= Exercise directions =
Please rewrite the lines of the material between the line holding "reply-actions: ถูกใจ ตอบกลับ 34" and the line holding "reply-text-redacted — [103, 150, 211, 163]", inclusive, swapping "interactable" for "clickable" and leaving everything else unchanged.
^^^^^^^^
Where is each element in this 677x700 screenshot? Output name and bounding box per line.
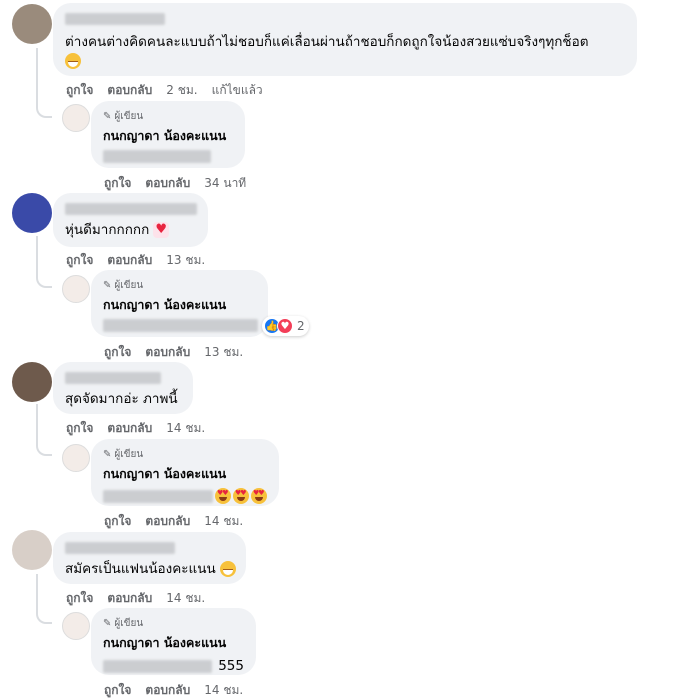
reply-actions: ถูกใจ ตอบกลับ 34 นาที — [104, 174, 246, 193]
timestamp[interactable]: 14 ชม. — [204, 512, 243, 531]
reply-actions: ถูกใจ ตอบกลับ 13 ชม. — [104, 343, 243, 362]
timestamp[interactable]: 13 ชม. — [204, 343, 243, 362]
commenter-avatar[interactable] — [12, 4, 52, 44]
reply-link[interactable]: ตอบกลับ — [145, 174, 190, 193]
reply-bubble: ✎ ผู้เขียน กนกญาดา น้องคะแนน — [91, 270, 268, 337]
like-link[interactable]: ถูกใจ — [66, 251, 93, 270]
author-badge: ✎ ผู้เขียน — [103, 280, 144, 291]
heart-eyes-emoji — [251, 488, 267, 504]
reply-text-redacted — [103, 319, 258, 332]
reply-text-redacted — [103, 150, 211, 163]
author-name[interactable]: กนกญาดา น้องคะแนน — [103, 126, 233, 146]
pencil-icon: ✎ — [103, 280, 112, 291]
reaction-summary[interactable]: 👍 ♥ 2 — [262, 316, 309, 336]
reply-bubble: ✎ ผู้เขียน กนกญาดา น้องคะแนน — [91, 101, 245, 168]
comment-text: สุดจัดมากอ่ะ ภาพนี้ — [65, 391, 178, 407]
author-badge: ✎ ผู้เขียน — [103, 618, 144, 629]
commenter-avatar[interactable] — [12, 530, 52, 570]
pencil-icon: ✎ — [103, 449, 112, 460]
author-name[interactable]: กนกญาดา น้องคะแนน — [103, 464, 267, 484]
reply-thread-connector — [36, 48, 52, 118]
comment-actions: ถูกใจ ตอบกลับ 14 ชม. — [66, 589, 205, 608]
comment-actions: ถูกใจ ตอบกลับ 13 ชม. — [66, 251, 205, 270]
comment-bubble: หุ่นดีมากกกกก ♥ — [53, 193, 208, 247]
edited-label: แก้ไขแล้ว — [211, 83, 263, 97]
comment-bubble: สมัครเป็นแฟนน้องคะแนน — [53, 532, 246, 584]
reply-actions: ถูกใจ ตอบกลับ 14 ชม. — [104, 681, 243, 700]
timestamp[interactable]: 34 นาที — [204, 174, 246, 193]
grinning-sweat-emoji — [65, 53, 81, 69]
pencil-icon: ✎ — [103, 618, 112, 629]
reply-bubble: ✎ ผู้เขียน กนกญาดา น้องคะแนน — [91, 439, 279, 506]
like-link[interactable]: ถูกใจ — [66, 589, 93, 608]
comment-bubble: สุดจัดมากอ่ะ ภาพนี้ — [53, 362, 193, 414]
reaction-count: 2 — [297, 319, 305, 333]
reply-thread-connector — [36, 236, 52, 288]
like-link[interactable]: ถูกใจ — [104, 174, 131, 193]
timestamp[interactable]: 14 ชม. — [166, 419, 205, 438]
commenter-name-redacted[interactable] — [65, 203, 197, 215]
timestamp[interactable]: 14 ชม. — [166, 589, 205, 608]
reply-link[interactable]: ตอบกลับ — [145, 512, 190, 531]
commenter-name-redacted[interactable] — [65, 372, 161, 384]
commenter-avatar[interactable] — [12, 193, 52, 233]
like-link[interactable]: ถูกใจ — [104, 681, 131, 700]
comment-text: หุ่นดีมากกกกก — [65, 222, 150, 238]
like-link[interactable]: ถูกใจ — [104, 343, 131, 362]
reply-link[interactable]: ตอบกลับ — [145, 343, 190, 362]
reply-link[interactable]: ตอบกลับ — [107, 81, 152, 100]
reply-link[interactable]: ตอบกลับ — [107, 251, 152, 270]
comment-actions: ถูกใจ ตอบกลับ 2 ชม. แก้ไขแล้ว — [66, 81, 263, 100]
love-reaction-icon: ♥ — [277, 318, 293, 334]
timestamp[interactable]: 14 ชม. — [204, 681, 243, 700]
author-avatar[interactable] — [62, 275, 90, 303]
reply-link[interactable]: ตอบกลับ — [107, 419, 152, 438]
heart-eyes-emoji — [233, 488, 249, 504]
reply-actions: ถูกใจ ตอบกลับ 14 ชม. — [104, 512, 243, 531]
timestamp[interactable]: 2 ชม. — [166, 81, 197, 100]
author-name[interactable]: กนกญาดา น้องคะแนน — [103, 633, 244, 653]
reply-bubble: ✎ ผู้เขียน กนกญาดา น้องคะแนน 555 — [91, 608, 256, 675]
reply-thread-connector — [36, 404, 52, 456]
comment-actions: ถูกใจ ตอบกลับ 14 ชม. — [66, 419, 205, 438]
author-badge: ✎ ผู้เขียน — [103, 111, 144, 122]
author-avatar[interactable] — [62, 444, 90, 472]
like-link[interactable]: ถูกใจ — [104, 512, 131, 531]
commenter-avatar[interactable] — [12, 362, 52, 402]
author-badge: ✎ ผู้เขียน — [103, 449, 144, 460]
reply-link[interactable]: ตอบกลับ — [145, 681, 190, 700]
beating-heart-emoji: ♥ — [153, 222, 170, 238]
author-name[interactable]: กนกญาดา น้องคะแนน — [103, 295, 256, 315]
author-avatar[interactable] — [62, 104, 90, 132]
author-avatar[interactable] — [62, 612, 90, 640]
reply-text: 555 — [218, 658, 244, 674]
heart-eyes-emoji — [215, 488, 231, 504]
like-link[interactable]: ถูกใจ — [66, 419, 93, 438]
like-link[interactable]: ถูกใจ — [66, 81, 93, 100]
reply-text-redacted — [103, 489, 213, 503]
comment-text: สมัครเป็นแฟนน้องคะแนน — [65, 561, 216, 577]
commenter-name-redacted[interactable] — [65, 13, 165, 25]
pencil-icon: ✎ — [103, 111, 112, 122]
comment-bubble: ต่างคนต่างคิดคนละแบบถ้าไม่ชอบก็แค่เลื่อน… — [53, 3, 637, 76]
reply-text-redacted — [103, 659, 213, 673]
reply-thread-connector — [36, 574, 52, 624]
timestamp[interactable]: 13 ชม. — [166, 251, 205, 270]
commenter-name-redacted[interactable] — [65, 542, 175, 554]
grinning-emoji — [219, 561, 236, 577]
reply-link[interactable]: ตอบกลับ — [107, 589, 152, 608]
comment-text: ต่างคนต่างคิดคนละแบบถ้าไม่ชอบก็แค่เลื่อน… — [65, 34, 589, 50]
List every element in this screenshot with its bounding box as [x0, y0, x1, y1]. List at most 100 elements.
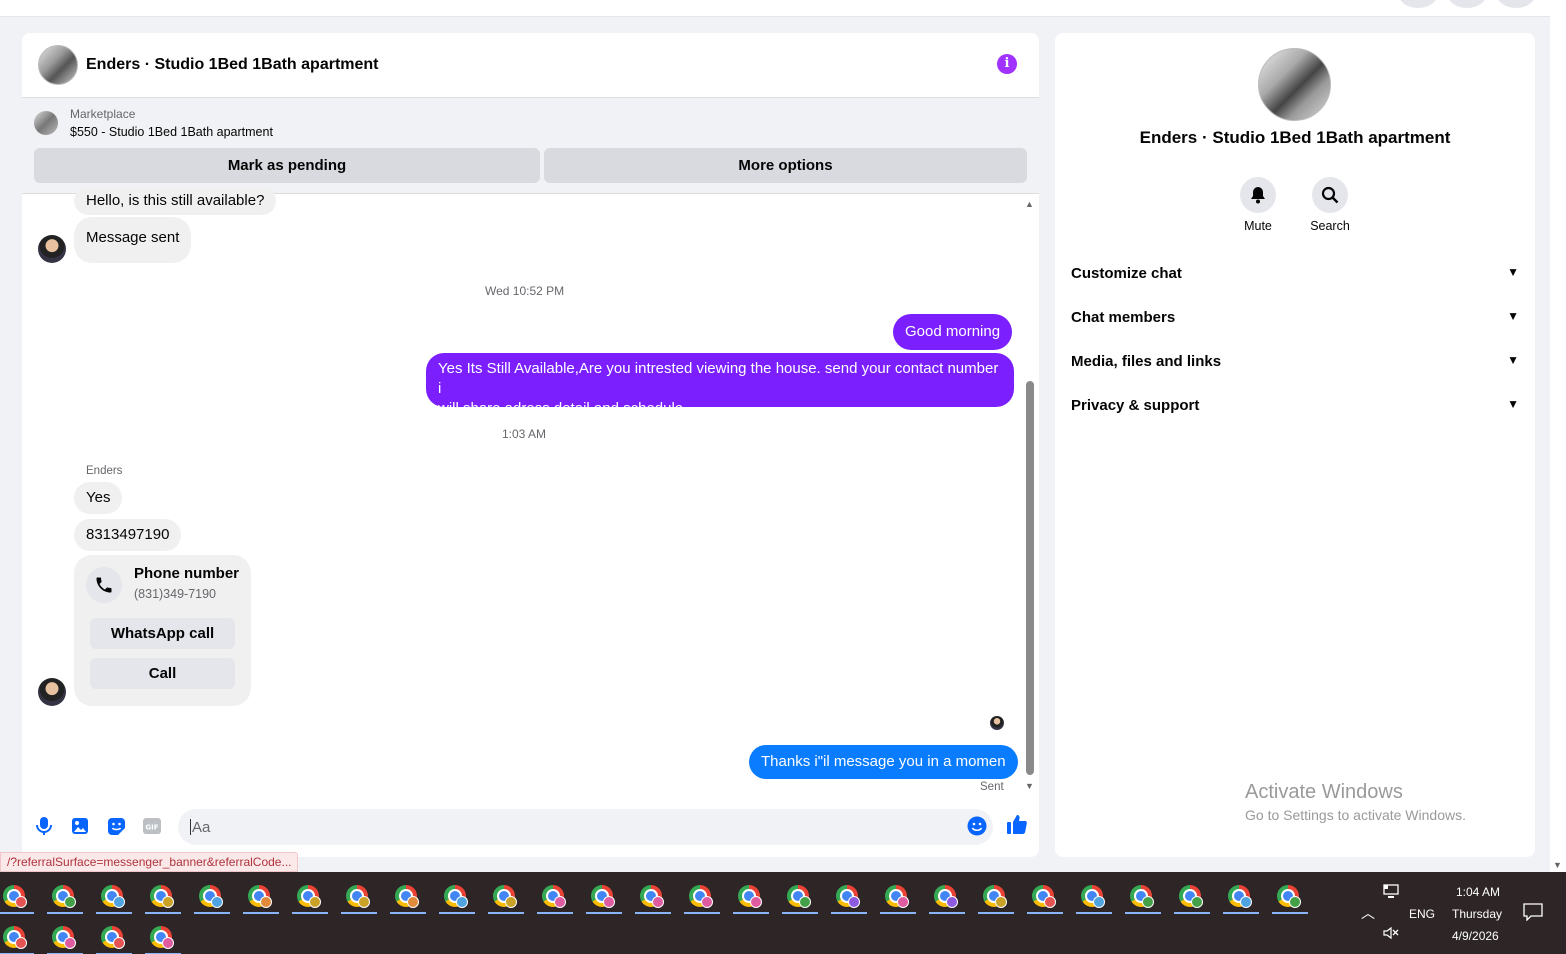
taskbar-chrome-profile[interactable] [145, 878, 181, 914]
muted-speaker-icon[interactable] [1383, 926, 1399, 943]
call-button[interactable]: Call [90, 658, 235, 689]
network-icon[interactable] [1383, 884, 1401, 903]
taskbar-chrome-profile[interactable] [243, 878, 279, 914]
profile-badge-icon [113, 937, 125, 949]
taskbar-chrome-profile[interactable] [1272, 878, 1308, 914]
thumbs-up-icon[interactable] [1006, 813, 1028, 835]
top-round-button[interactable] [1398, 0, 1438, 8]
taskbar-chrome-profile[interactable] [47, 919, 83, 954]
scroll-down-arrow[interactable]: ▼ [1025, 781, 1034, 791]
taskbar-chrome-profile[interactable] [733, 878, 769, 914]
taskbar-chrome-profile[interactable] [47, 878, 83, 914]
taskbar-chrome-profile[interactable] [96, 919, 132, 954]
section-label: Media, files and links [1071, 353, 1222, 370]
taskbar-chrome-profile[interactable] [635, 878, 671, 914]
taskbar-chrome-profile[interactable] [782, 878, 818, 914]
running-indicator [292, 912, 328, 914]
profile-badge-icon [162, 937, 174, 949]
clock-time[interactable]: 1:04 AM [1456, 885, 1500, 899]
top-round-button[interactable] [1447, 0, 1487, 8]
message-input[interactable]: Aa [178, 809, 993, 845]
phone-icon [86, 567, 122, 603]
taskbar-chrome-profile[interactable] [194, 878, 230, 914]
message-bubble[interactable]: Message sent [74, 217, 192, 263]
taskbar-chrome-profile[interactable] [1223, 878, 1259, 914]
message-bubble[interactable]: 8313497190 [74, 519, 182, 551]
taskbar-chrome-profile[interactable] [684, 878, 720, 914]
sent-message-bubble[interactable]: Yes Its Still Available,Are you intreste… [426, 353, 1014, 417]
info-icon[interactable]: i [997, 54, 1017, 74]
gif-icon[interactable]: GIF [141, 815, 163, 837]
more-options-button[interactable]: More options [544, 148, 1027, 183]
taskbar-chrome-profile[interactable] [96, 878, 132, 914]
emoji-icon[interactable] [966, 815, 988, 837]
message-scrollbar[interactable]: ▲ ▼ [1025, 199, 1035, 793]
scrollbar-thumb[interactable] [1026, 381, 1034, 775]
taskbar-chrome-profile[interactable] [978, 878, 1014, 914]
listing-thumbnail[interactable] [34, 111, 58, 135]
scroll-down-arrow[interactable]: ▼ [1553, 860, 1562, 870]
mark-pending-button[interactable]: Mark as pending [34, 148, 540, 183]
clock-date[interactable]: 4/9/2026 [1452, 929, 1499, 943]
taskbar-chrome-profile[interactable] [1125, 878, 1161, 914]
chevron-down-icon: ▼ [1507, 309, 1519, 323]
svg-text:GIF: GIF [145, 824, 158, 832]
mute-button[interactable]: Mute [1228, 177, 1288, 233]
sent-message-bubble[interactable]: Good morning [893, 314, 1013, 350]
taskbar-chrome-profile[interactable] [1027, 878, 1063, 914]
sent-message-bubble[interactable]: Thanks i"il message you in a momen [749, 745, 1018, 779]
scroll-up-arrow[interactable]: ▲ [1025, 199, 1034, 209]
taskbar-chrome-profile[interactable] [1174, 878, 1210, 914]
section-privacy-support[interactable]: Privacy & support ▼ [1071, 397, 1519, 425]
marketplace-banner: Marketplace $550 - Studio 1Bed 1Bath apa… [22, 98, 1039, 194]
taskbar-chrome-profile[interactable] [1076, 878, 1112, 914]
chevron-down-icon: ▼ [1507, 397, 1519, 411]
notification-icon[interactable] [1523, 903, 1543, 924]
taskbar-chrome-profile[interactable] [0, 878, 34, 914]
language-indicator[interactable]: ENG [1409, 907, 1435, 921]
running-indicator [0, 912, 34, 914]
running-indicator [537, 912, 573, 914]
listing-title[interactable]: $550 - Studio 1Bed 1Bath apartment [70, 125, 273, 139]
taskbar-chrome-profile[interactable] [145, 919, 181, 954]
whatsapp-call-button[interactable]: WhatsApp call [90, 618, 235, 649]
clock-day[interactable]: Thursday [1452, 907, 1502, 921]
taskbar-chrome-profile[interactable] [390, 878, 426, 914]
search-button[interactable]: Search [1300, 177, 1360, 233]
section-customize-chat[interactable]: Customize chat ▼ [1071, 265, 1519, 293]
chevron-up-icon[interactable]: ︿ [1361, 903, 1375, 923]
taskbar-chrome-profile[interactable] [831, 878, 867, 914]
conversation-avatar[interactable] [38, 45, 78, 85]
taskbar-chrome-profile[interactable] [439, 878, 475, 914]
page-scrollbar[interactable]: ▼ [1550, 0, 1566, 872]
profile-badge-icon [1191, 896, 1203, 908]
profile-badge-icon [750, 896, 762, 908]
card-phone-number: (831)349-7190 [134, 587, 217, 601]
running-indicator [635, 912, 671, 914]
taskbar-chrome-profile[interactable] [880, 878, 916, 914]
top-round-button[interactable] [1496, 0, 1536, 8]
taskbar-chrome-profile[interactable] [537, 878, 573, 914]
image-icon[interactable] [69, 815, 91, 837]
profile-avatar[interactable] [1258, 48, 1331, 121]
avatar[interactable] [38, 678, 66, 706]
profile-title[interactable]: Enders · Studio 1Bed 1Bath apartment [1055, 128, 1535, 148]
taskbar-chrome-profile[interactable] [341, 878, 377, 914]
section-media-files-links[interactable]: Media, files and links ▼ [1071, 353, 1519, 381]
taskbar-chrome-profile[interactable] [292, 878, 328, 914]
taskbar-chrome-profile[interactable] [488, 878, 524, 914]
message-bubble[interactable]: Yes [74, 482, 123, 514]
browser-top-strip [0, 0, 1550, 17]
microphone-icon[interactable] [33, 815, 55, 837]
taskbar-chrome-profile[interactable] [0, 919, 34, 954]
running-indicator [488, 912, 524, 914]
sender-name: Enders [86, 465, 123, 477]
taskbar-chrome-profile[interactable] [586, 878, 622, 914]
sticker-icon[interactable] [105, 815, 127, 837]
message-bubble[interactable]: Hello, is this still available? [74, 187, 277, 215]
avatar[interactable] [38, 235, 66, 263]
phone-number-card: Phone number (831)349-7190 WhatsApp call… [74, 555, 251, 706]
section-chat-members[interactable]: Chat members ▼ [1071, 309, 1519, 337]
conversation-title[interactable]: Enders · Studio 1Bed 1Bath apartment [86, 56, 379, 74]
taskbar-chrome-profile[interactable] [929, 878, 965, 914]
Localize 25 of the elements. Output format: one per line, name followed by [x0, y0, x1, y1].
^^^^^^^^
= The completed task =
reply-actions: ถูกใจ ตอบกลับ 34 นาที — [104, 174, 246, 193]
timestamp[clickable]: 14 ชม. — [204, 512, 243, 531]
reply-actions: ถูกใจ ตอบกลับ 13 ชม. — [104, 343, 243, 362]
timestamp[clickable]: 13 ชม. — [204, 343, 243, 362]
commenter-avatar[clickable] — [12, 4, 52, 44]
reply-link[clickable]: ตอบกลับ — [145, 174, 190, 193]
reply-bubble: ✎ ผู้เขียน กนกญาดา น้องคะแนน — [91, 270, 268, 337]
like-link[clickable]: ถูกใจ — [66, 251, 93, 270]
author-badge: ✎ ผู้เขียน — [103, 280, 144, 291]
heart-eyes-emoji — [251, 488, 267, 504]
reply-text-redacted — [103, 319, 258, 332]
reply-text-redacted — [103, 150, 211, 163]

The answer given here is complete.